# Task prompt
Count the lines below that contain "receipt". Give only the number.

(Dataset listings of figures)
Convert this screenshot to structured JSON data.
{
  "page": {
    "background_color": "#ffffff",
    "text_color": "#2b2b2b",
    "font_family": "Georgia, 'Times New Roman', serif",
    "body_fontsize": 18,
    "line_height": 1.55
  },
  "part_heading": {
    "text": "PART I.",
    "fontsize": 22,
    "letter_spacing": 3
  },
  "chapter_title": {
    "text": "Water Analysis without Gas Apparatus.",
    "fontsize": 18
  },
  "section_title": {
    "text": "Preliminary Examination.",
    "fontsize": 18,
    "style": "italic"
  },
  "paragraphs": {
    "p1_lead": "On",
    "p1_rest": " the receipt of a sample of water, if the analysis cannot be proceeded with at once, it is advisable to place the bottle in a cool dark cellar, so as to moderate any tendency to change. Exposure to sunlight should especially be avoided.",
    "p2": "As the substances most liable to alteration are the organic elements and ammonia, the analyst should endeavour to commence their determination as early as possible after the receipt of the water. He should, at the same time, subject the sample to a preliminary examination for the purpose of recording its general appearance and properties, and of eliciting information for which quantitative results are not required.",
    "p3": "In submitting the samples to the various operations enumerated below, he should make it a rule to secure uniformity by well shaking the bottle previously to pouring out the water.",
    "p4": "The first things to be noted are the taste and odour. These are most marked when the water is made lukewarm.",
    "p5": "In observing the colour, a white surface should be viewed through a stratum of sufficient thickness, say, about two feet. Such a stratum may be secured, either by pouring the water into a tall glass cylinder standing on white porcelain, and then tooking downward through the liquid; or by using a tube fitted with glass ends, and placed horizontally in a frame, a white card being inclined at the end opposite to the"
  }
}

# Exercise result
2